• **DATA ROWS**
_____
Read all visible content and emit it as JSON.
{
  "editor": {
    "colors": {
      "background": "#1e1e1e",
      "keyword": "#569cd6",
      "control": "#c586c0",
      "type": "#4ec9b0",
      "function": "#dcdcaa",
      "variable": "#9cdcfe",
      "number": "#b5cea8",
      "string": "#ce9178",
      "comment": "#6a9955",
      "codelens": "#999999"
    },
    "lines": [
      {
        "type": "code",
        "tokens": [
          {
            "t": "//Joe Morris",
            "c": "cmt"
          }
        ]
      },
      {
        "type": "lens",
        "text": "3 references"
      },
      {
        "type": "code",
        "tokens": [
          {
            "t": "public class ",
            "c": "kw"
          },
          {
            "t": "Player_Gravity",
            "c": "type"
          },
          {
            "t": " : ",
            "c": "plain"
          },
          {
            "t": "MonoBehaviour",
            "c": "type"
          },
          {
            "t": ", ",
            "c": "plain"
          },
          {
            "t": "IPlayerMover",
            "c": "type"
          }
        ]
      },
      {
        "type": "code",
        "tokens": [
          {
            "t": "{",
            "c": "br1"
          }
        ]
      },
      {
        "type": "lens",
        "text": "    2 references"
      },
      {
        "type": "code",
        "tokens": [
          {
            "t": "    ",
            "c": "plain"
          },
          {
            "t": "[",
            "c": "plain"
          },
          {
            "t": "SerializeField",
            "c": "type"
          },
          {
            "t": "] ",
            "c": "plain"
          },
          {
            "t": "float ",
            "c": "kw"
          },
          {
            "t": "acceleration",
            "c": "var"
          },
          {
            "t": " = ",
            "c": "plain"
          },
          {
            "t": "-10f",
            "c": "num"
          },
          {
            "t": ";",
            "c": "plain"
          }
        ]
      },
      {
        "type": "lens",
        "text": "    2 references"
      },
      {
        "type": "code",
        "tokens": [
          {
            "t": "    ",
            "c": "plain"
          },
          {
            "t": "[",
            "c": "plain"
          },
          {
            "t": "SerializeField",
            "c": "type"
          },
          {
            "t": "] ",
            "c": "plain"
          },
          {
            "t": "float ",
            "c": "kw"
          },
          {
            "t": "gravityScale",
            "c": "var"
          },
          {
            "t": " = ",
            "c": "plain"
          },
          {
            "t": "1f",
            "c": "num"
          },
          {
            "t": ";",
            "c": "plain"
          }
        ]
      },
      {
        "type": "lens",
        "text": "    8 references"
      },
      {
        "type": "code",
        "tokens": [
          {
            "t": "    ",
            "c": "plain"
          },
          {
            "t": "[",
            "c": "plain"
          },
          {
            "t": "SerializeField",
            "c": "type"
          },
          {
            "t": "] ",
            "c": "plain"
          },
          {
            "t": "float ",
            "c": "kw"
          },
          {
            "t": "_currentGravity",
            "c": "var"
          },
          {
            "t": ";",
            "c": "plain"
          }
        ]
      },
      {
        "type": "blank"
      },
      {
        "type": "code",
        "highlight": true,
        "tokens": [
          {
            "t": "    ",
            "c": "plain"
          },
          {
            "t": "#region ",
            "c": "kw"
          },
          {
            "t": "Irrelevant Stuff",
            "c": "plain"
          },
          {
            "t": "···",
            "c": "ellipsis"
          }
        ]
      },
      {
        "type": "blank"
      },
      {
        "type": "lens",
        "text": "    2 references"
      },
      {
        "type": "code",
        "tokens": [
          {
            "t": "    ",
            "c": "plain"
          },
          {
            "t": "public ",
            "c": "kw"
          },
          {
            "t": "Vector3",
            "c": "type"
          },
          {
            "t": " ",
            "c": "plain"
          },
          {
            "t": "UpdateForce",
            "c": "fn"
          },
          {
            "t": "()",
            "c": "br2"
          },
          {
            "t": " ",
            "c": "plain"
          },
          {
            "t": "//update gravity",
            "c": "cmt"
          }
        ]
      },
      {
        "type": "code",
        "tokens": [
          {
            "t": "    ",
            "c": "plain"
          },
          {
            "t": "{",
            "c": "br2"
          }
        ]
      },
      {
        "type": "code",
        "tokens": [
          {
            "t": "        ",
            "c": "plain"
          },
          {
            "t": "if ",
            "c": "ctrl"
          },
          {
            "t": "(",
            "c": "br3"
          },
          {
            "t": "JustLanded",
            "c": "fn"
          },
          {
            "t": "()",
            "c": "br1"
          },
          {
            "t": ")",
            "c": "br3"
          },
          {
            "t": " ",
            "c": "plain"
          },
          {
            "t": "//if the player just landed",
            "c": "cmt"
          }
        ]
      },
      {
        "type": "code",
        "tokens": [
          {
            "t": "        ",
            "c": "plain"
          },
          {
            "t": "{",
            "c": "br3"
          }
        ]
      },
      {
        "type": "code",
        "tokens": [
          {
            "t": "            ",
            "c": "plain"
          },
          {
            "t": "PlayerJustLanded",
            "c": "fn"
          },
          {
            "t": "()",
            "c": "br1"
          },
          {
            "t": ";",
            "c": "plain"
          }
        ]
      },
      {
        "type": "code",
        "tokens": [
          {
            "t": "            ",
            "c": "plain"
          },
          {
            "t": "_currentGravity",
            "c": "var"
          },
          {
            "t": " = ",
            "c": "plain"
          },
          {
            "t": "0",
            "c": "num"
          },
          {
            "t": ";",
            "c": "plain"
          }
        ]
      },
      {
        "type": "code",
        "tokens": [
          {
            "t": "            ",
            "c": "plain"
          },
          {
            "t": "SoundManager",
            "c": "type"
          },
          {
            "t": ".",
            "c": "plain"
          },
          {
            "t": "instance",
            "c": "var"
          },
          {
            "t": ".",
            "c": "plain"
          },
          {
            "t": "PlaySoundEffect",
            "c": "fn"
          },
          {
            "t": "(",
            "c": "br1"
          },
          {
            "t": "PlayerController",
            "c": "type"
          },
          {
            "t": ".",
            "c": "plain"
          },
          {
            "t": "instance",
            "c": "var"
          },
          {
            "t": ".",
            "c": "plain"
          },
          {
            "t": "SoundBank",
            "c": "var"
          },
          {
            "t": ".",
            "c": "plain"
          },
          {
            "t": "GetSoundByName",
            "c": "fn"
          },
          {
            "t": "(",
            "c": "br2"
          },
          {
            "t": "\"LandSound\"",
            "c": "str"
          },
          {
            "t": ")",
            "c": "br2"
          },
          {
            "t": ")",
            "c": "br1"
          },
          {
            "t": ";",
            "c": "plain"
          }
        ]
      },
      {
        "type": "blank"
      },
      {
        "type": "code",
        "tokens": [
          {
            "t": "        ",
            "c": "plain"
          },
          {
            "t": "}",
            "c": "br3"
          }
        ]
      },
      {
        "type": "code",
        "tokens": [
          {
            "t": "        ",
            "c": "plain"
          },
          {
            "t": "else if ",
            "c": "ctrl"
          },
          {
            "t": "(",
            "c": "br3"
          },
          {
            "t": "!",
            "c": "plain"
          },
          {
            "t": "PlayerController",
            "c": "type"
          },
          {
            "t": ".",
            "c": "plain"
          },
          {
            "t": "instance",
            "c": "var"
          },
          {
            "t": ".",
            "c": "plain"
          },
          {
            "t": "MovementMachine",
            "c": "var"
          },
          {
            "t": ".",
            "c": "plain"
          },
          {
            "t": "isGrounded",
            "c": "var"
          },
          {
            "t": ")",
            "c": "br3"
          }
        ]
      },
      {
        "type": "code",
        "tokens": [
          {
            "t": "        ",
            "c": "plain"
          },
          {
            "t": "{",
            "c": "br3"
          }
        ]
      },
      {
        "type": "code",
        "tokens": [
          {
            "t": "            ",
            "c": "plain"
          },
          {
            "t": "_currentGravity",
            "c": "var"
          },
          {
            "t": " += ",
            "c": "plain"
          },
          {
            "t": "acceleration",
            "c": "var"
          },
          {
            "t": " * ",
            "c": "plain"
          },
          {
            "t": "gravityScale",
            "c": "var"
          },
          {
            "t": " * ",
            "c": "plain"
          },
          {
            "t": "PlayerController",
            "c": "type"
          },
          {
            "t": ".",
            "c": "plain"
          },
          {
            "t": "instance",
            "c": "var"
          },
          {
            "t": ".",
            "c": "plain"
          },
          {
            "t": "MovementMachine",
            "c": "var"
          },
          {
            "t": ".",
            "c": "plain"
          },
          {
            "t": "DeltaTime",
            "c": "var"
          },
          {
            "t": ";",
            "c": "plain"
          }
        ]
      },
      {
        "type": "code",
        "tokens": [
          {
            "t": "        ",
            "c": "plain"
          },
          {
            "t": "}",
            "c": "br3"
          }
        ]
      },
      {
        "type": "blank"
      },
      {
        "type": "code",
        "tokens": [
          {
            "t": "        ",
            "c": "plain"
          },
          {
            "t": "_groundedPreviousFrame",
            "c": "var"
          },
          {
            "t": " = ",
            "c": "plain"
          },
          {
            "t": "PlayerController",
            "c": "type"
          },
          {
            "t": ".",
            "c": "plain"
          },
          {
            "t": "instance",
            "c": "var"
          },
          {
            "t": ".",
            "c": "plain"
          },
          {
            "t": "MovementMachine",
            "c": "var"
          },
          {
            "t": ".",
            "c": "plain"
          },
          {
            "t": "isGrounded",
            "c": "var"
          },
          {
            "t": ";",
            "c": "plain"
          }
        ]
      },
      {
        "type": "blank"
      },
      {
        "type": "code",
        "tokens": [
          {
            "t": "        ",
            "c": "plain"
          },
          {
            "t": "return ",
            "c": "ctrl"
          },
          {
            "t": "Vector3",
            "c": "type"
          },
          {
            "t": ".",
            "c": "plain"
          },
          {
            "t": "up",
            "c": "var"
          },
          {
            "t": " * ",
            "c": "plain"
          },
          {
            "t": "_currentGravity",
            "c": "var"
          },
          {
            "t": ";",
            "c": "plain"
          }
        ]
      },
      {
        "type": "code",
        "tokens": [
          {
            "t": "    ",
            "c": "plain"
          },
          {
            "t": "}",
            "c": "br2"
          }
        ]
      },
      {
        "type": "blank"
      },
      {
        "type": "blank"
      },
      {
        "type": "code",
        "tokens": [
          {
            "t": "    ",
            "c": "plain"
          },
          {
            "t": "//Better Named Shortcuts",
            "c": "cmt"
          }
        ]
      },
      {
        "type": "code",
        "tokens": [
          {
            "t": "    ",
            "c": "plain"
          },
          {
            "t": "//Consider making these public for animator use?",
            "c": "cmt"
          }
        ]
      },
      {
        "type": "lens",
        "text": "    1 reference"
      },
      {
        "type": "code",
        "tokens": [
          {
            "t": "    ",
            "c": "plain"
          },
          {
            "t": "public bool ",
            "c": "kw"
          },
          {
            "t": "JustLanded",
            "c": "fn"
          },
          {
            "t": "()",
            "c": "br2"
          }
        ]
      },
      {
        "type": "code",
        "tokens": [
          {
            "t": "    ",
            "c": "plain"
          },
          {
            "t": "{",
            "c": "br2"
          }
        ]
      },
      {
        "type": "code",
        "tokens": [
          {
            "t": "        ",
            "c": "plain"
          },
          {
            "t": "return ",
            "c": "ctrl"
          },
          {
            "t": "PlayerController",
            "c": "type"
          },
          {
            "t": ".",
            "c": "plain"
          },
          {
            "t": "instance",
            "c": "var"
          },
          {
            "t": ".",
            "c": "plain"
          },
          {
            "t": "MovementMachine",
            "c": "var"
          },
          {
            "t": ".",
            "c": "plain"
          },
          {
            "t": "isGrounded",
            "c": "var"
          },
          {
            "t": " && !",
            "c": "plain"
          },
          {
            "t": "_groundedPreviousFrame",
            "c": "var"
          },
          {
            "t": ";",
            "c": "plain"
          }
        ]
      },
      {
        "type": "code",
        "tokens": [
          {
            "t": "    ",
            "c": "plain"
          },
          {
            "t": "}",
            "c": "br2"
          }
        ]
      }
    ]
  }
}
_____
• **TASK DETAILS**
From the data above, copy out every line with the string "public" in it.

• **SOLUTION TO THE PROBLEM**
            "t": "public class ",
            "t": "public ",
            "t": "//Consider making these public for animator use?",
            "t": "public bool ",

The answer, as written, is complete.